* START *

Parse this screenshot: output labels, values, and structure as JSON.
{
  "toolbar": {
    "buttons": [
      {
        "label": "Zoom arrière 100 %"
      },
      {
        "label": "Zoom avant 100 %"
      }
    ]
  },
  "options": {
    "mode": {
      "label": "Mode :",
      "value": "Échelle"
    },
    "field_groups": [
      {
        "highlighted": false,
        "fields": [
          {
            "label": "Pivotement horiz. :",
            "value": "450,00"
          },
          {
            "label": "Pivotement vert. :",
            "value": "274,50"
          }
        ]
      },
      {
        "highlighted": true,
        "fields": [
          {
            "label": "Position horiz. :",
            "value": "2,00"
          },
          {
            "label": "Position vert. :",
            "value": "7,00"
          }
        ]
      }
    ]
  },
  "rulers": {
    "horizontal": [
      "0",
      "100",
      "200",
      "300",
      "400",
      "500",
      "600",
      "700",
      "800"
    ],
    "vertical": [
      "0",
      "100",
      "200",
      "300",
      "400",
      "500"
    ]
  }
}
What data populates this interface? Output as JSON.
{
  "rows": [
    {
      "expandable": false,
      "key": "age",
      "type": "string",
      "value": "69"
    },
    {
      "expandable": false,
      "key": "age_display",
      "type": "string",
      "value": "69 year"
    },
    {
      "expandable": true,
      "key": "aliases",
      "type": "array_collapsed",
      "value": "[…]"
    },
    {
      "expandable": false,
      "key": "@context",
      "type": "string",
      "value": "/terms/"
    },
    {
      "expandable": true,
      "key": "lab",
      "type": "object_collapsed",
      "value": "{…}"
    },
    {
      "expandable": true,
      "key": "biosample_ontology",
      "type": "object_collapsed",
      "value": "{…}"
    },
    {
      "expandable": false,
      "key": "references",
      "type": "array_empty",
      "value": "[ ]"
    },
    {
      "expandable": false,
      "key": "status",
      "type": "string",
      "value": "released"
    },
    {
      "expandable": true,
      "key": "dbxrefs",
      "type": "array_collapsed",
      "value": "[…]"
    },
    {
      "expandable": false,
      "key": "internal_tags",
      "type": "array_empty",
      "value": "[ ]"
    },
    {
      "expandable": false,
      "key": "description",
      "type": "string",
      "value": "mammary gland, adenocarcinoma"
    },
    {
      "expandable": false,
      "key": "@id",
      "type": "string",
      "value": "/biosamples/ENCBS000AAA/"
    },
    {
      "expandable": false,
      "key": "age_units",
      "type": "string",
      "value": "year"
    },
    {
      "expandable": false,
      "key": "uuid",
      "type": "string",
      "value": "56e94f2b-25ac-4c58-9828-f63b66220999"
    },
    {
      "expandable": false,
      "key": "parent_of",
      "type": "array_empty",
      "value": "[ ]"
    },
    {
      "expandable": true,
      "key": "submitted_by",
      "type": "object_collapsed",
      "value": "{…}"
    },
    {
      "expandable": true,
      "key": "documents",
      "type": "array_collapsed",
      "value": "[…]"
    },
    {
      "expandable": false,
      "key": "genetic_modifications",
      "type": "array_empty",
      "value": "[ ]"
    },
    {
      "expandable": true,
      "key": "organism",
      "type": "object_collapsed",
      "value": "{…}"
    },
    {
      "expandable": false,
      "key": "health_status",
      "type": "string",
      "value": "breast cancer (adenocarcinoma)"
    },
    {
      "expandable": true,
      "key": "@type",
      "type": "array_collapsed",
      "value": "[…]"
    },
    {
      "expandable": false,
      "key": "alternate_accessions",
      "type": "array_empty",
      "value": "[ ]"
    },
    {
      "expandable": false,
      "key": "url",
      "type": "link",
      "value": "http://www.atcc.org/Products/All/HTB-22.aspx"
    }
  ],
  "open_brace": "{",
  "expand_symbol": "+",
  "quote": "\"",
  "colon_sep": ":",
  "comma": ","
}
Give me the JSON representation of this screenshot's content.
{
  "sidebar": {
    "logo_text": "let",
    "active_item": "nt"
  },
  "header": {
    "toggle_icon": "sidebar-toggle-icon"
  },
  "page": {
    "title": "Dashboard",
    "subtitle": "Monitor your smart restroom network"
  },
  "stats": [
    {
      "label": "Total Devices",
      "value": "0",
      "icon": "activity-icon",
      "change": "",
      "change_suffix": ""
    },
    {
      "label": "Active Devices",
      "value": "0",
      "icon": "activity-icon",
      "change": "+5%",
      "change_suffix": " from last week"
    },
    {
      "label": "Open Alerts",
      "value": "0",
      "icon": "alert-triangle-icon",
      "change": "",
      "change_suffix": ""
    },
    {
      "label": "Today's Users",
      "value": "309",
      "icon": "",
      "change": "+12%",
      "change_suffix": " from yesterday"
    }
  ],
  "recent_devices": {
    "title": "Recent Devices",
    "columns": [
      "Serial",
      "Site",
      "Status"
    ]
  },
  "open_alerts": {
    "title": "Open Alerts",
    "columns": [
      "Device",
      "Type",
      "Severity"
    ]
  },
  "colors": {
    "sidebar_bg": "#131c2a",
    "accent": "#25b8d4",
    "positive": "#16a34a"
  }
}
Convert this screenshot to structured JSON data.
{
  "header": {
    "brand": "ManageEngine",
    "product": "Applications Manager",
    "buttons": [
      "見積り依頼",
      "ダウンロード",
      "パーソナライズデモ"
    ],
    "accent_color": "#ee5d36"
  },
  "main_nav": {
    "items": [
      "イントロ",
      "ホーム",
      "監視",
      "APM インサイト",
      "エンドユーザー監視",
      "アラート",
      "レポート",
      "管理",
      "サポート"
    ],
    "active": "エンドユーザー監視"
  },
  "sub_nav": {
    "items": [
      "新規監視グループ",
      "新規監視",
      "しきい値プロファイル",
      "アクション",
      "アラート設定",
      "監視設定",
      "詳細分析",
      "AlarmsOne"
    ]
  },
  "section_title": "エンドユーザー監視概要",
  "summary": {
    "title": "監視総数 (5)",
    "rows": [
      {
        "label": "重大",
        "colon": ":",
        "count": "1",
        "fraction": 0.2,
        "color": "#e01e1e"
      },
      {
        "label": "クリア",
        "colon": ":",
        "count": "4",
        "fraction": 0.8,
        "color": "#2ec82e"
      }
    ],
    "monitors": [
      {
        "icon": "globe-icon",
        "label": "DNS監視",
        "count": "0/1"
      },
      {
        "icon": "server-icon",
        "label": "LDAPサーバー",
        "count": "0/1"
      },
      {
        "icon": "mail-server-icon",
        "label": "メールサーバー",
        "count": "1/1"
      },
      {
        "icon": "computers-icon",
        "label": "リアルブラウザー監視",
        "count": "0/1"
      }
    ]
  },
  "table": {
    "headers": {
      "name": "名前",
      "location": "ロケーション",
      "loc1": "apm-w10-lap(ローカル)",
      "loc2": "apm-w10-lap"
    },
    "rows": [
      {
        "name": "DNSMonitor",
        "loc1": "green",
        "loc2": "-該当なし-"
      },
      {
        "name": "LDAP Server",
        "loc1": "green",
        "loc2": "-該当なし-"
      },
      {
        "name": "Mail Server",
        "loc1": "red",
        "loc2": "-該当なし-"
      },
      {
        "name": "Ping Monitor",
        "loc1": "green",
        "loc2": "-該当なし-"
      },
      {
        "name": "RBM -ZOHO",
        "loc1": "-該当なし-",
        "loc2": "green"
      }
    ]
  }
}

* END *

#### [TASK BRIEF]
Copy each record from above exactly, and include every line.

#### [OUTPUT FOR THIS TASK]
Parse this screenshot: output labels, values, and structure as JSON.
{
  "toolbar": {
    "buttons": [
      {
        "label": "Zoom arrière 100 %"
      },
      {
        "label": "Zoom avant 100 %"
      }
    ]
  },
  "options": {
    "mode": {
      "label": "Mode :",
      "value": "Échelle"
    },
    "field_groups": [
      {
        "highlighted": false,
        "fields": [
          {
            "label": "Pivotement horiz. :",
            "value": "450,00"
          },
          {
            "label": "Pivotement vert. :",
            "value": "274,50"
          }
        ]
      },
      {
        "highlighted": true,
        "fields": [
          {
            "label": "Position horiz. :",
            "value": "2,00"
          },
          {
            "label": "Position vert. :",
            "value": "7,00"
          }
        ]
      }
    ]
  },
  "rulers": {
    "horizontal": [
      "0",
      "100",
      "200",
      "300",
      "400",
      "500",
      "600",
      "700",
      "800"
    ],
    "vertical": [
      "0",
      "100",
      "200",
      "300",
      "400",
      "500"
    ]
  }
}
What data populates this interface? Output as JSON.
{
  "rows": [
    {
      "expandable": false,
      "key": "age",
      "type": "string",
      "value": "69"
    },
    {
      "expandable": false,
      "key": "age_display",
      "type": "string",
      "value": "69 year"
    },
    {
      "expandable": true,
      "key": "aliases",
      "type": "array_collapsed",
      "value": "[…]"
    },
    {
      "expandable": false,
      "key": "@context",
      "type": "string",
      "value": "/terms/"
    },
    {
      "expandable": true,
      "key": "lab",
      "type": "object_collapsed",
      "value": "{…}"
    },
    {
      "expandable": true,
      "key": "biosample_ontology",
      "type": "object_collapsed",
      "value": "{…}"
    },
    {
      "expandable": false,
      "key": "references",
      "type": "array_empty",
      "value": "[ ]"
    },
    {
      "expandable": false,
      "key": "status",
      "type": "string",
      "value": "released"
    },
    {
      "expandable": true,
      "key": "dbxrefs",
      "type": "array_collapsed",
      "value": "[…]"
    },
    {
      "expandable": false,
      "key": "internal_tags",
      "type": "array_empty",
      "value": "[ ]"
    },
    {
      "expandable": false,
      "key": "description",
      "type": "string",
      "value": "mammary gland, adenocarcinoma"
    },
    {
      "expandable": false,
      "key": "@id",
      "type": "string",
      "value": "/biosamples/ENCBS000AAA/"
    },
    {
      "expandable": false,
      "key": "age_units",
      "type": "string",
      "value": "year"
    },
    {
      "expandable": false,
      "key": "uuid",
      "type": "string",
      "value": "56e94f2b-25ac-4c58-9828-f63b66220999"
    },
    {
      "expandable": false,
      "key": "parent_of",
      "type": "array_empty",
      "value": "[ ]"
    },
    {
      "expandable": true,
      "key": "submitted_by",
      "type": "object_collapsed",
      "value": "{…}"
    },
    {
      "expandable": true,
      "key": "documents",
      "type": "array_collapsed",
      "value": "[…]"
    },
    {
      "expandable": false,
      "key": "genetic_modifications",
      "type": "array_empty",
      "value": "[ ]"
    },
    {
      "expandable": true,
      "key": "organism",
      "type": "object_collapsed",
      "value": "{…}"
    },
    {
      "expandable": false,
      "key": "health_status",
      "type": "string",
      "value": "breast cancer (adenocarcinoma)"
    },
    {
      "expandable": true,
      "key": "@type",
      "type": "array_collapsed",
      "value": "[…]"
    },
    {
      "expandable": false,
      "key": "alternate_accessions",
      "type": "array_empty",
      "value": "[ ]"
    },
    {
      "expandable": false,
      "key": "url",
      "type": "link",
      "value": "http://www.atcc.org/Products/All/HTB-22.aspx"
    }
  ],
  "open_brace": "{",
  "expand_symbol": "+",
  "quote": "\"",
  "colon_sep": ":",
  "comma": ","
}
Give me the JSON representation of this screenshot's content.
{
  "sidebar": {
    "logo_text": "let",
    "active_item": "nt"
  },
  "header": {
    "toggle_icon": "sidebar-toggle-icon"
  },
  "page": {
    "title": "Dashboard",
    "subtitle": "Monitor your smart restroom network"
  },
  "stats": [
    {
      "label": "Total Devices",
      "value": "0",
      "icon": "activity-icon",
      "change": "",
      "change_suffix": ""
    },
    {
      "label": "Active Devices",
      "value": "0",
      "icon": "activity-icon",
      "change": "+5%",
      "change_suffix": " from last week"
    },
    {
      "label": "Open Alerts",
      "value": "0",
      "icon": "alert-triangle-icon",
      "change": "",
      "change_suffix": ""
    },
    {
      "label": "Today's Users",
      "value": "309",
      "icon": "",
      "change": "+12%",
      "change_suffix": " from yesterday"
    }
  ],
  "recent_devices": {
    "title": "Recent Devices",
    "columns": [
      "Serial",
      "Site",
      "Status"
    ]
  },
  "open_alerts": {
    "title": "Open Alerts",
    "columns": [
      "Device",
      "Type",
      "Severity"
    ]
  },
  "colors": {
    "sidebar_bg": "#131c2a",
    "accent": "#25b8d4",
    "positive": "#16a34a"
  }
}
Convert this screenshot to structured JSON data.
{
  "header": {
    "brand": "ManageEngine",
    "product": "Applications Manager",
    "buttons": [
      "見積り依頼",
      "ダウンロード",
      "パーソナライズデモ"
    ],
    "accent_color": "#ee5d36"
  },
  "main_nav": {
    "items": [
      "イントロ",
      "ホーム",
      "監視",
      "APM インサイト",
      "エンドユーザー監視",
      "アラート",
      "レポート",
      "管理",
      "サポート"
    ],
    "active": "エンドユーザー監視"
  },
  "sub_nav": {
    "items": [
      "新規監視グループ",
      "新規監視",
      "しきい値プロファイル",
      "アクション",
      "アラート設定",
      "監視設定",
      "詳細分析",
      "AlarmsOne"
    ]
  },
  "section_title": "エンドユーザー監視概要",
  "summary": {
    "title": "監視総数 (5)",
    "rows": [
      {
        "label": "重大",
        "colon": ":",
        "count": "1",
        "fraction": 0.2,
        "color": "#e01e1e"
      },
      {
        "label": "クリア",
        "colon": ":",
        "count": "4",
        "fraction": 0.8,
        "color": "#2ec82e"
      }
    ],
    "monitors": [
      {
        "icon": "globe-icon",
        "label": "DNS監視",
        "count": "0/1"
      },
      {
        "icon": "server-icon",
        "label": "LDAPサーバー",
        "count": "0/1"
      },
      {
        "icon": "mail-server-icon",
        "label": "メールサーバー",
        "count": "1/1"
      },
      {
        "icon": "computers-icon",
        "label": "リアルブラウザー監視",
        "count": "0/1"
      }
    ]
  },
  "table": {
    "headers": {
      "name": "名前",
      "location": "ロケーション",
      "loc1": "apm-w10-lap(ローカル)",
      "loc2": "apm-w10-lap"
    },
    "rows": [
      {
        "name": "DNSMonitor",
        "loc1": "green",
        "loc2": "-該当なし-"
      },
      {
        "name": "LDAP Server",
        "loc1": "green",
        "loc2": "-該当なし-"
      },
      {
        "name": "Mail Server",
        "loc1": "red",
        "loc2": "-該当なし-"
      },
      {
        "name": "Ping Monitor",
        "loc1": "green",
        "loc2": "-該当なし-"
      },
      {
        "name": "RBM -ZOHO",
        "loc1": "-該当なし-",
        "loc2": "green"
      }
    ]
  }
}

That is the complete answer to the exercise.